<<<<
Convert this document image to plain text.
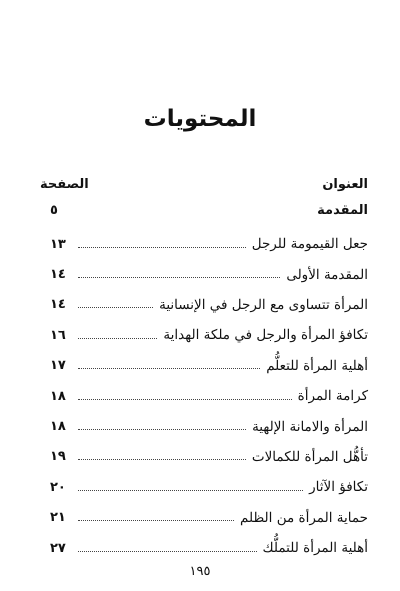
المحتويات
العنوان
الصفحة
المقدمة
٥
جعل القيمومة للرجل
١٣
المقدمة الأولى
١٤
المرأة تتساوى مع الرجل في الإنسانية
١٤
تكافؤ المرأة والرجل في ملكة الهداية
١٦
أهلية المرأة للتعلُّم
١٧
كرامة المرأة
١٨
المرأة والامانة الإلهية
١٨
تأهُّل المرأة للكمالات
١٩
تكافؤ الآثار
٢٠
حماية المرأة من الظلم
٢١
أهلية المرأة للتملُّك
٢٧
١٩٥
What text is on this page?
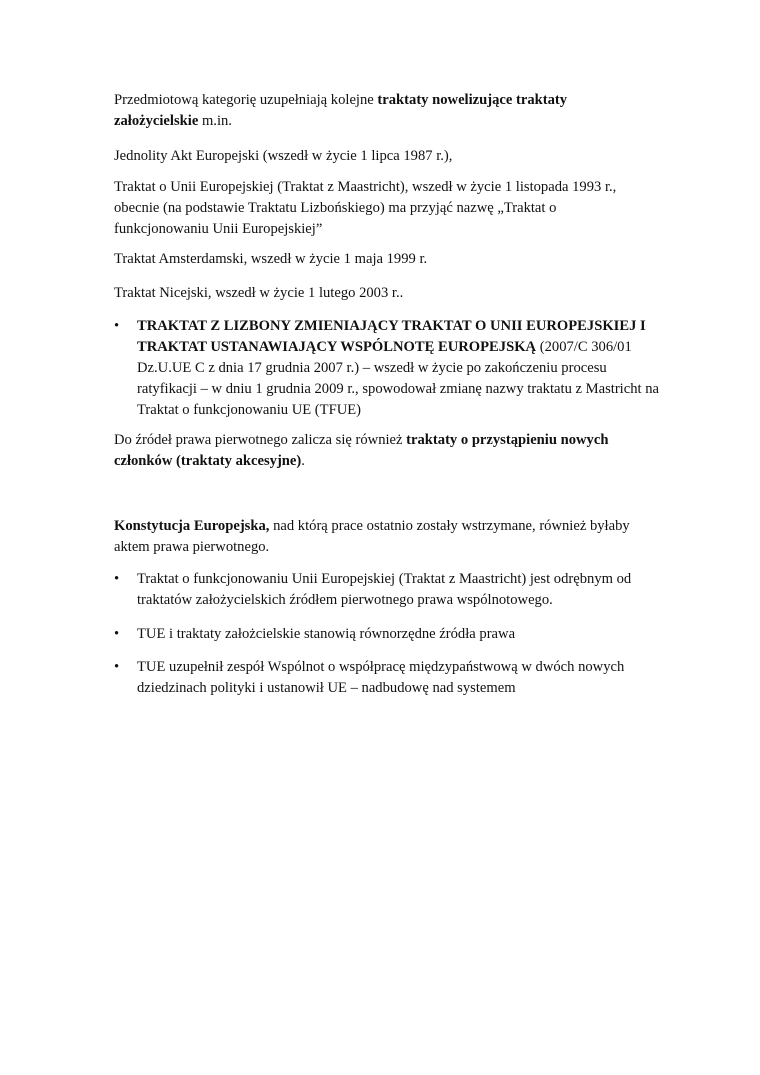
Przedmiotową kategorię uzupełniają kolejne traktaty nowelizujące traktaty założycielskie m.in.

Jednolity Akt Europejski (wszedł w życie 1 lipca 1987 r.),

Traktat o Unii Europejskiej (Traktat z Maastricht), wszedł w życie 1 listopada 1993 r., obecnie (na podstawie Traktatu Lizbońskiego) ma przyjąć nazwę „Traktat o funkcjonowaniu Unii Europejskiej”

Traktat Amsterdamski, wszedł w życie 1 maja 1999 r.

Traktat Nicejski, wszedł w życie 1 lutego 2003 r..

•	TRAKTAT Z LIZBONY ZMIENIAJĄCY TRAKTAT O UNII EUROPEJSKIEJ I TRAKTAT USTANAWIAJĄCY WSPÓLNOTĘ EUROPEJSKĄ (2007/C 306/01 Dz.U.UE C z dnia 17 grudnia 2007 r.) – wszedł w życie po zakończeniu procesu ratyfikacji – w dniu 1 grudnia 2009 r., spowodował zmianę nazwy traktatu z Mastricht na Traktat o funkcjonowaniu UE (TFUE)

Do źródeł prawa pierwotnego zalicza się również traktaty o przystąpieniu nowych członków (traktaty akcesyjne).

Konstytucja Europejska, nad którą prace ostatnio zostały wstrzymane, również byłaby aktem prawa pierwotnego.

•	Traktat o funkcjonowaniu Unii Europejskiej (Traktat z Maastricht) jest odrębnym od traktatów założycielskich źródłem pierwotnego prawa wspólnotowego.

•	TUE i traktaty założcielskie stanowią równorzędne źródła prawa

•	TUE uzupełnił zespół Wspólnot o współpracę międzypaństwową w dwóch nowych dziedzinach polityki i ustanowił UE – nadbudowę nad systemem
>>>>
Every line of text is to be repeated exactly; pictures are left out.

Convert this document image to plain text.
المحتويات
العنوان
الصفحة
المقدمة
٥
جعل القيمومة للرجل
١٣
المقدمة الأولى
١٤
المرأة تتساوى مع الرجل في الإنسانية
١٤
تكافؤ المرأة والرجل في ملكة الهداية
١٦
أهلية المرأة للتعلُّم
١٧
كرامة المرأة
١٨
المرأة والامانة الإلهية
١٨
تأهُّل المرأة للكمالات
١٩
تكافؤ الآثار
٢٠
حماية المرأة من الظلم
٢١
أهلية المرأة للتملُّك
٢٧
١٩٥
What text is on this page?
Przedmiotową kategorię uzupełniają kolejne traktaty nowelizujące traktaty założycielskie m.in.

Jednolity Akt Europejski (wszedł w życie 1 lipca 1987 r.),

Traktat o Unii Europejskiej (Traktat z Maastricht), wszedł w życie 1 listopada 1993 r., obecnie (na podstawie Traktatu Lizbońskiego) ma przyjąć nazwę „Traktat o funkcjonowaniu Unii Europejskiej”

Traktat Amsterdamski, wszedł w życie 1 maja 1999 r.

Traktat Nicejski, wszedł w życie 1 lutego 2003 r..

•	TRAKTAT Z LIZBONY ZMIENIAJĄCY TRAKTAT O UNII EUROPEJSKIEJ I TRAKTAT USTANAWIAJĄCY WSPÓLNOTĘ EUROPEJSKĄ (2007/C 306/01 Dz.U.UE C z dnia 17 grudnia 2007 r.) – wszedł w życie po zakończeniu procesu ratyfikacji – w dniu 1 grudnia 2009 r., spowodował zmianę nazwy traktatu z Mastricht na Traktat o funkcjonowaniu UE (TFUE)

Do źródeł prawa pierwotnego zalicza się również traktaty o przystąpieniu nowych członków (traktaty akcesyjne).

Konstytucja Europejska, nad którą prace ostatnio zostały wstrzymane, również byłaby aktem prawa pierwotnego.

•	Traktat o funkcjonowaniu Unii Europejskiej (Traktat z Maastricht) jest odrębnym od traktatów założycielskich źródłem pierwotnego prawa wspólnotowego.

•	TUE i traktaty założcielskie stanowią równorzędne źródła prawa

•	TUE uzupełnił zespół Wspólnot o współpracę międzypaństwową w dwóch nowych dziedzinach polityki i ustanowił UE – nadbudowę nad systemem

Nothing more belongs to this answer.